Data in this exercise:
····················

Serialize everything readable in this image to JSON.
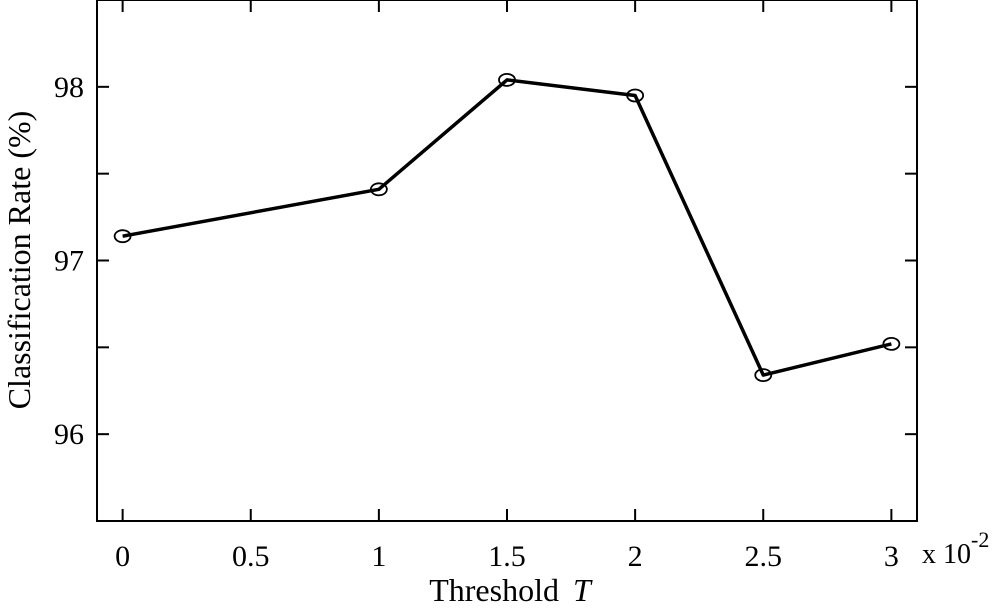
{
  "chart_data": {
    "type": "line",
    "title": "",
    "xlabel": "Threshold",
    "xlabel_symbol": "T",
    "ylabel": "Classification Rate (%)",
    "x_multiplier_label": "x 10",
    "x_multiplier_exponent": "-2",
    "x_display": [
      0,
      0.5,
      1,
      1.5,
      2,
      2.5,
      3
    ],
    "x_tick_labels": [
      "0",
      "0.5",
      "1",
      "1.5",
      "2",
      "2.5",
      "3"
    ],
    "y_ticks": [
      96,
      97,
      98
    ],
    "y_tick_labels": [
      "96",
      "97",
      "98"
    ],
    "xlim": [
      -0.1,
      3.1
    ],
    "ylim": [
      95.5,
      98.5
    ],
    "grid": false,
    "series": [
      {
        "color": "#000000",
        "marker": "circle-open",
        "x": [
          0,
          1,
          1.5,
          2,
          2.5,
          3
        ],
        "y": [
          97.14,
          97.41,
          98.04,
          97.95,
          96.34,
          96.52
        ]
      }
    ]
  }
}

····················

Copy all the lines of data exactly as they appear, dropping any images.

Reply to the exercise:
Serialize everything readable in this image to JSON.
{
  "chart_data": {
    "type": "line",
    "title": "",
    "xlabel": "Threshold",
    "xlabel_symbol": "T",
    "ylabel": "Classification Rate (%)",
    "x_multiplier_label": "x 10",
    "x_multiplier_exponent": "-2",
    "x_display": [
      0,
      0.5,
      1,
      1.5,
      2,
      2.5,
      3
    ],
    "x_tick_labels": [
      "0",
      "0.5",
      "1",
      "1.5",
      "2",
      "2.5",
      "3"
    ],
    "y_ticks": [
      96,
      97,
      98
    ],
    "y_tick_labels": [
      "96",
      "97",
      "98"
    ],
    "xlim": [
      -0.1,
      3.1
    ],
    "ylim": [
      95.5,
      98.5
    ],
    "grid": false,
    "series": [
      {
        "color": "#000000",
        "marker": "circle-open",
        "x": [
          0,
          1,
          1.5,
          2,
          2.5,
          3
        ],
        "y": [
          97.14,
          97.41,
          98.04,
          97.95,
          96.34,
          96.52
        ]
      }
    ]
  }
}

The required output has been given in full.